◆ DATA PROVIDED ◆
%%
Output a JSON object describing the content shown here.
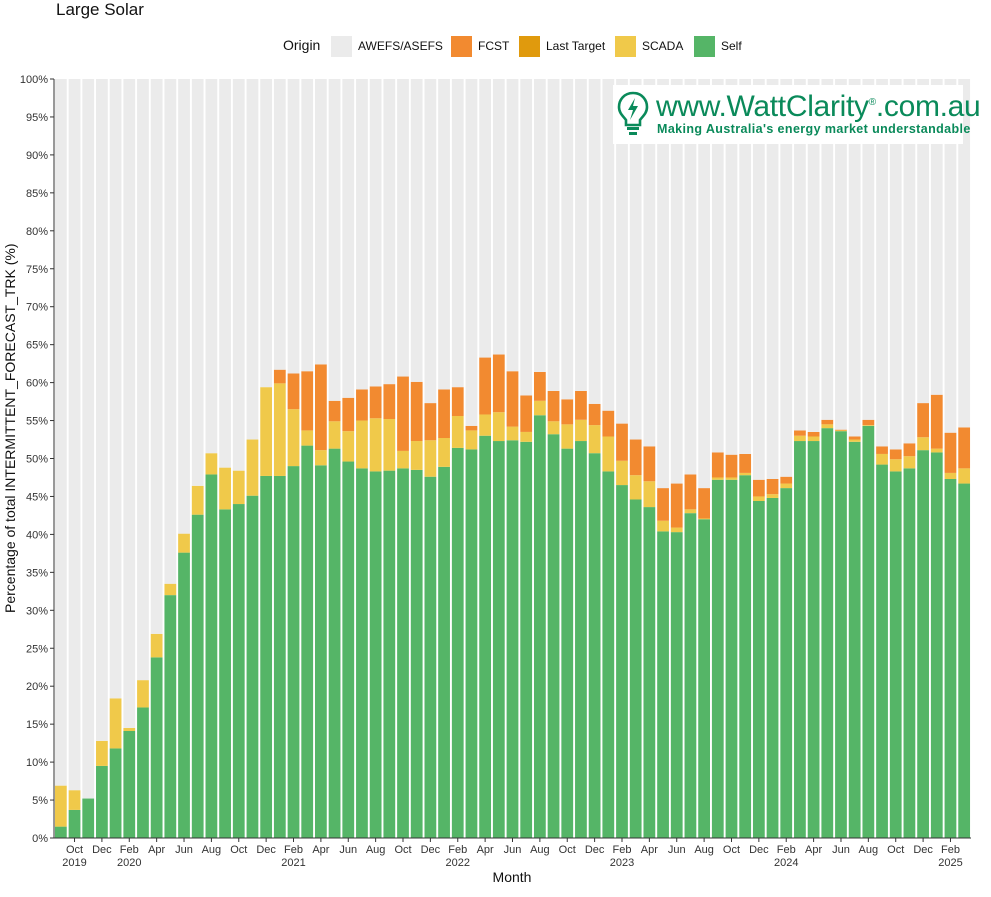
{
  "chart_data": {
    "type": "bar",
    "stacked": true,
    "title": "Large Solar",
    "xlabel": "Month",
    "ylabel": "Percentage of total INTERMITTENT_FORECAST_TRK (%)",
    "ylim": [
      0,
      100
    ],
    "yticks": [
      "0%",
      "5%",
      "10%",
      "15%",
      "20%",
      "25%",
      "30%",
      "35%",
      "40%",
      "45%",
      "50%",
      "55%",
      "60%",
      "65%",
      "70%",
      "75%",
      "80%",
      "85%",
      "90%",
      "95%",
      "100%"
    ],
    "grid": true,
    "legend": {
      "title": "Origin",
      "position": "top",
      "entries": [
        "AWEFS/ASEFS",
        "FCST",
        "Last Target",
        "SCADA",
        "Self"
      ]
    },
    "categories": [
      "Sep 2019",
      "Oct 2019",
      "Nov 2019",
      "Dec 2019",
      "Jan 2020",
      "Feb 2020",
      "Mar 2020",
      "Apr 2020",
      "May 2020",
      "Jun 2020",
      "Jul 2020",
      "Aug 2020",
      "Sep 2020",
      "Oct 2020",
      "Nov 2020",
      "Dec 2020",
      "Jan 2021",
      "Feb 2021",
      "Mar 2021",
      "Apr 2021",
      "May 2021",
      "Jun 2021",
      "Jul 2021",
      "Aug 2021",
      "Sep 2021",
      "Oct 2021",
      "Nov 2021",
      "Dec 2021",
      "Jan 2022",
      "Feb 2022",
      "Mar 2022",
      "Apr 2022",
      "May 2022",
      "Jun 2022",
      "Jul 2022",
      "Aug 2022",
      "Sep 2022",
      "Oct 2022",
      "Nov 2022",
      "Dec 2022",
      "Jan 2023",
      "Feb 2023",
      "Mar 2023",
      "Apr 2023",
      "May 2023",
      "Jun 2023",
      "Jul 2023",
      "Aug 2023",
      "Sep 2023",
      "Oct 2023",
      "Nov 2023",
      "Dec 2023",
      "Jan 2024",
      "Feb 2024",
      "Mar 2024",
      "Apr 2024",
      "May 2024",
      "Jun 2024",
      "Jul 2024",
      "Aug 2024",
      "Sep 2024",
      "Oct 2024",
      "Nov 2024",
      "Dec 2024",
      "Jan 2025",
      "Feb 2025",
      "Mar 2025"
    ],
    "x_tick_labels": [
      {
        "month": "Oct",
        "year": "2019"
      },
      {
        "month": "Dec",
        "year": ""
      },
      {
        "month": "Feb",
        "year": "2020"
      },
      {
        "month": "Apr",
        "year": ""
      },
      {
        "month": "Jun",
        "year": ""
      },
      {
        "month": "Aug",
        "year": ""
      },
      {
        "month": "Oct",
        "year": ""
      },
      {
        "month": "Dec",
        "year": ""
      },
      {
        "month": "Feb",
        "year": "2021"
      },
      {
        "month": "Apr",
        "year": ""
      },
      {
        "month": "Jun",
        "year": ""
      },
      {
        "month": "Aug",
        "year": ""
      },
      {
        "month": "Oct",
        "year": ""
      },
      {
        "month": "Dec",
        "year": ""
      },
      {
        "month": "Feb",
        "year": "2022"
      },
      {
        "month": "Apr",
        "year": ""
      },
      {
        "month": "Jun",
        "year": ""
      },
      {
        "month": "Aug",
        "year": ""
      },
      {
        "month": "Oct",
        "year": ""
      },
      {
        "month": "Dec",
        "year": ""
      },
      {
        "month": "Feb",
        "year": "2023"
      },
      {
        "month": "Apr",
        "year": ""
      },
      {
        "month": "Jun",
        "year": ""
      },
      {
        "month": "Aug",
        "year": ""
      },
      {
        "month": "Oct",
        "year": ""
      },
      {
        "month": "Dec",
        "year": ""
      },
      {
        "month": "Feb",
        "year": "2024"
      },
      {
        "month": "Apr",
        "year": ""
      },
      {
        "month": "Jun",
        "year": ""
      },
      {
        "month": "Aug",
        "year": ""
      },
      {
        "month": "Oct",
        "year": ""
      },
      {
        "month": "Dec",
        "year": ""
      },
      {
        "month": "Feb",
        "year": "2025"
      }
    ],
    "series": [
      {
        "name": "Self",
        "color": "#55b567",
        "values": [
          1.5,
          3.7,
          5.2,
          9.5,
          11.8,
          14.1,
          17.2,
          23.8,
          32.0,
          37.6,
          42.6,
          47.9,
          43.3,
          44.0,
          45.1,
          47.7,
          47.7,
          49.0,
          51.7,
          49.1,
          51.3,
          49.6,
          48.7,
          48.3,
          48.4,
          48.7,
          48.5,
          47.6,
          48.9,
          51.4,
          51.2,
          53.0,
          52.3,
          52.4,
          52.2,
          55.7,
          53.2,
          51.3,
          52.3,
          50.7,
          48.3,
          46.5,
          44.6,
          43.6,
          40.4,
          40.3,
          42.8,
          42.0,
          47.2,
          47.2,
          47.8,
          44.4,
          44.8,
          46.1,
          52.3,
          52.3,
          54.0,
          53.6,
          52.2,
          54.3,
          49.2,
          48.3,
          48.7,
          51.1,
          50.8,
          47.3,
          46.7
        ]
      },
      {
        "name": "SCADA",
        "color": "#f0c94a",
        "values": [
          5.4,
          2.6,
          0.0,
          3.3,
          6.6,
          0.4,
          3.6,
          3.1,
          1.5,
          2.5,
          3.8,
          2.8,
          5.5,
          4.4,
          7.4,
          11.7,
          12.2,
          7.5,
          2.0,
          2.0,
          3.6,
          4.0,
          6.3,
          7.0,
          6.8,
          2.3,
          3.8,
          4.8,
          3.8,
          4.2,
          2.5,
          2.8,
          3.8,
          1.8,
          1.3,
          1.9,
          1.7,
          3.2,
          2.8,
          3.7,
          4.6,
          3.2,
          3.2,
          3.4,
          1.4,
          0.6,
          0.5,
          0.1,
          0.3,
          0.3,
          0.3,
          0.6,
          0.5,
          0.6,
          0.7,
          0.6,
          0.5,
          0.1,
          0.3,
          0.1,
          1.4,
          1.6,
          1.6,
          1.7,
          0.5,
          0.8,
          2.0
        ]
      },
      {
        "name": "Last Target",
        "color": "#e09a0d",
        "values": [
          0,
          0,
          0,
          0,
          0,
          0,
          0,
          0,
          0,
          0,
          0,
          0,
          0,
          0,
          0,
          0,
          0,
          0,
          0,
          0,
          0,
          0,
          0,
          0,
          0,
          0,
          0,
          0,
          0,
          0,
          0,
          0,
          0,
          0,
          0,
          0,
          0,
          0,
          0,
          0,
          0,
          0,
          0,
          0,
          0,
          0,
          0,
          0,
          0,
          0,
          0,
          0,
          0,
          0,
          0,
          0,
          0,
          0,
          0,
          0,
          0,
          0,
          0,
          0,
          0,
          0,
          0
        ]
      },
      {
        "name": "FCST",
        "color": "#f28a30",
        "values": [
          0,
          0,
          0,
          0,
          0,
          0,
          0,
          0,
          0,
          0,
          0,
          0,
          0,
          0,
          0,
          0,
          1.8,
          4.7,
          7.8,
          11.3,
          2.7,
          4.4,
          4.1,
          4.2,
          4.6,
          9.8,
          7.8,
          4.9,
          6.4,
          3.8,
          0.6,
          7.5,
          7.6,
          7.3,
          4.8,
          3.8,
          4.0,
          3.3,
          3.8,
          2.8,
          3.4,
          4.9,
          4.7,
          4.6,
          4.3,
          5.8,
          4.6,
          4.0,
          3.3,
          3.0,
          2.5,
          2.2,
          2.0,
          0.9,
          0.7,
          0.6,
          0.6,
          0.1,
          0.4,
          0.7,
          1.0,
          1.3,
          1.7,
          4.5,
          7.1,
          5.3,
          5.4
        ]
      },
      {
        "name": "AWEFS/ASEFS",
        "color": "#ebebeb",
        "values": [
          93.1,
          93.7,
          94.8,
          87.2,
          81.6,
          85.5,
          79.2,
          73.1,
          66.5,
          59.9,
          53.6,
          49.3,
          51.2,
          51.6,
          47.5,
          40.6,
          38.3,
          38.8,
          38.5,
          37.6,
          42.4,
          42.0,
          40.9,
          40.5,
          40.2,
          39.2,
          39.9,
          42.7,
          40.9,
          40.6,
          45.7,
          36.7,
          36.3,
          38.5,
          41.7,
          38.6,
          41.1,
          42.2,
          41.1,
          42.8,
          43.7,
          45.4,
          47.5,
          48.4,
          53.9,
          53.3,
          52.1,
          53.9,
          49.2,
          49.5,
          49.4,
          52.8,
          52.7,
          52.4,
          46.3,
          46.5,
          44.9,
          46.2,
          47.1,
          44.9,
          48.4,
          48.8,
          48.0,
          42.7,
          41.6,
          46.6,
          45.9
        ]
      }
    ]
  },
  "watermark": {
    "site": "www.WattClarity",
    "registered": "®",
    "domain_suffix": ".com.au",
    "tagline": "Making Australia's energy market understandable",
    "color": "#0a8a5a"
  }
}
%%
◆ YOUR TASK ◆
Using the data above, copy each line that contains "color".

◆ RESULT OF THE EXERCISE ◆
        "color": "#55b567",
        "color": "#f0c94a",
        "color": "#e09a0d",
        "color": "#f28a30",
        "color": "#ebebeb",
    "color": "#0a8a5a"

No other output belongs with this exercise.